#### [Entries shown]
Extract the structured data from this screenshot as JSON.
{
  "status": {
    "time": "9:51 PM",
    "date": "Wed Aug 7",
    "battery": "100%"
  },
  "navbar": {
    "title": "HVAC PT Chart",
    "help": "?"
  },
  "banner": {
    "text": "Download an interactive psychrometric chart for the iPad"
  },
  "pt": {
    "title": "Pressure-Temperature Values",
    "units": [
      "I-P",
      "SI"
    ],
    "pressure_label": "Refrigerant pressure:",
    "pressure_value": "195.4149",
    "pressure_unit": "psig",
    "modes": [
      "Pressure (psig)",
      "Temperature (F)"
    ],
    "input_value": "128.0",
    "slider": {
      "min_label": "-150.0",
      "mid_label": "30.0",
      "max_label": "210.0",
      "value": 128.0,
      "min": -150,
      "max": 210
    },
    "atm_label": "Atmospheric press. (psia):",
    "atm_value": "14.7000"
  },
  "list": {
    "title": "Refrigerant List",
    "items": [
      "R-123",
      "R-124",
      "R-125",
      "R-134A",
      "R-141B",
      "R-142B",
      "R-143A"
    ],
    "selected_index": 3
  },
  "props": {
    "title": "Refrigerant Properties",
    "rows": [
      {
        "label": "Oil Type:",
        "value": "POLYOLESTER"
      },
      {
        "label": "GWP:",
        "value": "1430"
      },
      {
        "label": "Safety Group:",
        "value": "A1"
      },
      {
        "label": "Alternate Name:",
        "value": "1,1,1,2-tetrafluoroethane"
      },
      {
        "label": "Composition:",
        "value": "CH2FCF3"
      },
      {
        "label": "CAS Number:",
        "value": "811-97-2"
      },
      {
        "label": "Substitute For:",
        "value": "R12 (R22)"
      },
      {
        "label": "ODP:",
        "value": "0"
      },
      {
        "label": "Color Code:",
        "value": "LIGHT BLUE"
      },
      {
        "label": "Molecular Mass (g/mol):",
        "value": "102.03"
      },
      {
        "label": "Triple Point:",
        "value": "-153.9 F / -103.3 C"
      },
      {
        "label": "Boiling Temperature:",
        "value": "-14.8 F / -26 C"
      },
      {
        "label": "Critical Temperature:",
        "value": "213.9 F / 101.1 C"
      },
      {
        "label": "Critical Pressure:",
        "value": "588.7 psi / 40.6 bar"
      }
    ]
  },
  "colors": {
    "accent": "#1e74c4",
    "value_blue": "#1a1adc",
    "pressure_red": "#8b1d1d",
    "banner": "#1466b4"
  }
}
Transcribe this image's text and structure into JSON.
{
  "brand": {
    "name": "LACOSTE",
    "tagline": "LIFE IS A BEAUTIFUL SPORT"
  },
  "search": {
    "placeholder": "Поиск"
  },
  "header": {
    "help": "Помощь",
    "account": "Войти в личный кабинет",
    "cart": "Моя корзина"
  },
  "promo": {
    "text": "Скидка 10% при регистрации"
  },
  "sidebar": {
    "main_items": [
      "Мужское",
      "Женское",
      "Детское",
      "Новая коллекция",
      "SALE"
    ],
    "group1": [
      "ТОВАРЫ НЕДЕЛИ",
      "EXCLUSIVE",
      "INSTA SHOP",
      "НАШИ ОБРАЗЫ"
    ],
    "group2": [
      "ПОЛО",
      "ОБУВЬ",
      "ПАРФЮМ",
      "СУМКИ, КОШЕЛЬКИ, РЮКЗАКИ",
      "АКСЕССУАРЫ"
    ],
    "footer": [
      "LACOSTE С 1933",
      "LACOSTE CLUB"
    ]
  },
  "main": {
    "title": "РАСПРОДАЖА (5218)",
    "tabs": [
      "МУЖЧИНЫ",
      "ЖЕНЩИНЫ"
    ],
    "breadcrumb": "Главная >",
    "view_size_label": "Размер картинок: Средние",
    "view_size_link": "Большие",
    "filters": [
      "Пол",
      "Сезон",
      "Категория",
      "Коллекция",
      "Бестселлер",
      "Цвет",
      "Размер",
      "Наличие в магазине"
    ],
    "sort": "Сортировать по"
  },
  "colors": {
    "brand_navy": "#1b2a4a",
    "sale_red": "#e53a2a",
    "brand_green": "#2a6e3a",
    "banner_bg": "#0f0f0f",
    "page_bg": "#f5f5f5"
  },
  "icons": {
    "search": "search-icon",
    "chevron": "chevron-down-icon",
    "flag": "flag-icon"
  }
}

#### [Stated exercise]
Transcribe, word for word, every line from the one containing "Transcribe this image's" through the final line of the entries, and nothing else.

#### [Solution for this task]
Transcribe this image's text and structure into JSON.
{
  "brand": {
    "name": "LACOSTE",
    "tagline": "LIFE IS A BEAUTIFUL SPORT"
  },
  "search": {
    "placeholder": "Поиск"
  },
  "header": {
    "help": "Помощь",
    "account": "Войти в личный кабинет",
    "cart": "Моя корзина"
  },
  "promo": {
    "text": "Скидка 10% при регистрации"
  },
  "sidebar": {
    "main_items": [
      "Мужское",
      "Женское",
      "Детское",
      "Новая коллекция",
      "SALE"
    ],
    "group1": [
      "ТОВАРЫ НЕДЕЛИ",
      "EXCLUSIVE",
      "INSTA SHOP",
      "НАШИ ОБРАЗЫ"
    ],
    "group2": [
      "ПОЛО",
      "ОБУВЬ",
      "ПАРФЮМ",
      "СУМКИ, КОШЕЛЬКИ, РЮКЗАКИ",
      "АКСЕССУАРЫ"
    ],
    "footer": [
      "LACOSTE С 1933",
      "LACOSTE CLUB"
    ]
  },
  "main": {
    "title": "РАСПРОДАЖА (5218)",
    "tabs": [
      "МУЖЧИНЫ",
      "ЖЕНЩИНЫ"
    ],
    "breadcrumb": "Главная >",
    "view_size_label": "Размер картинок: Средние",
    "view_size_link": "Большие",
    "filters": [
      "Пол",
      "Сезон",
      "Категория",
      "Коллекция",
      "Бестселлер",
      "Цвет",
      "Размер",
      "Наличие в магазине"
    ],
    "sort": "Сортировать по"
  },
  "colors": {
    "brand_navy": "#1b2a4a",
    "sale_red": "#e53a2a",
    "brand_green": "#2a6e3a",
    "banner_bg": "#0f0f0f",
    "page_bg": "#f5f5f5"
  },
  "icons": {
    "search": "search-icon",
    "chevron": "chevron-down-icon",
    "flag": "flag-icon"
  }
}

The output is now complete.